To be done: Restate each line of the listing exactly, without carrying over any pictures.

Given entries:
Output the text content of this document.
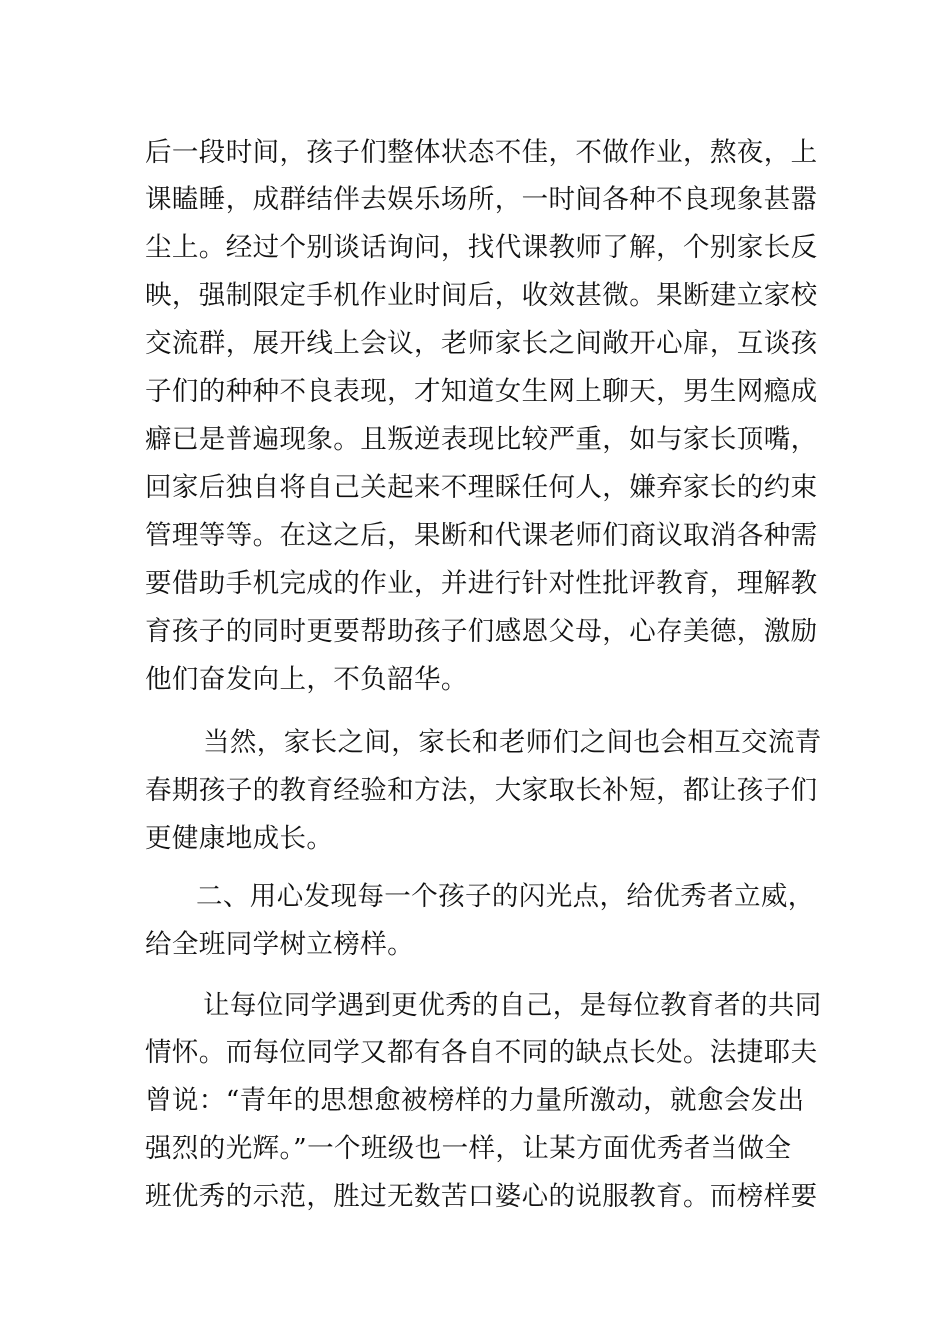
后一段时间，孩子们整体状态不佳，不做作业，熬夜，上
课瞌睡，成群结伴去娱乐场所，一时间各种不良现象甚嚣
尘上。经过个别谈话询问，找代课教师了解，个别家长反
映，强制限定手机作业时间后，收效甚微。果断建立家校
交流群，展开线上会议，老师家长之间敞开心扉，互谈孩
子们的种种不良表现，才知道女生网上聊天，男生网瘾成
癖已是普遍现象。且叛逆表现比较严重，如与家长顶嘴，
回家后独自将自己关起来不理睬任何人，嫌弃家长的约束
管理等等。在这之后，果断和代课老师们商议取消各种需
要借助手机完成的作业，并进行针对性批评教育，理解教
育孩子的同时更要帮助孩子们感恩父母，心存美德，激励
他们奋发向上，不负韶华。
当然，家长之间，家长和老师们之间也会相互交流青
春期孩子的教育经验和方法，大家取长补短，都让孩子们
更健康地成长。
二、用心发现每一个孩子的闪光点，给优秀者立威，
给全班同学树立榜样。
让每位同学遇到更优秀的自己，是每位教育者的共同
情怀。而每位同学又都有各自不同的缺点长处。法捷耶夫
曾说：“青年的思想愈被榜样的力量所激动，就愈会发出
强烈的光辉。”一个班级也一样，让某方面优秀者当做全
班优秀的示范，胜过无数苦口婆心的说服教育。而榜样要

Answer for this exercise:
Output the text content of this document.
后一段时间，孩子们整体状态不佳，不做作业，熬夜，上
课瞌睡，成群结伴去娱乐场所，一时间各种不良现象甚嚣
尘上。经过个别谈话询问，找代课教师了解，个别家长反
映，强制限定手机作业时间后，收效甚微。果断建立家校
交流群，展开线上会议，老师家长之间敞开心扉，互谈孩
子们的种种不良表现，才知道女生网上聊天，男生网瘾成
癖已是普遍现象。且叛逆表现比较严重，如与家长顶嘴，
回家后独自将自己关起来不理睬任何人，嫌弃家长的约束
管理等等。在这之后，果断和代课老师们商议取消各种需
要借助手机完成的作业，并进行针对性批评教育，理解教
育孩子的同时更要帮助孩子们感恩父母，心存美德，激励
他们奋发向上，不负韶华。
当然，家长之间，家长和老师们之间也会相互交流青
春期孩子的教育经验和方法，大家取长补短，都让孩子们
更健康地成长。
二、用心发现每一个孩子的闪光点，给优秀者立威，
给全班同学树立榜样。
让每位同学遇到更优秀的自己，是每位教育者的共同
情怀。而每位同学又都有各自不同的缺点长处。法捷耶夫
曾说：“青年的思想愈被榜样的力量所激动，就愈会发出
强烈的光辉。”一个班级也一样，让某方面优秀者当做全
班优秀的示范，胜过无数苦口婆心的说服教育。而榜样要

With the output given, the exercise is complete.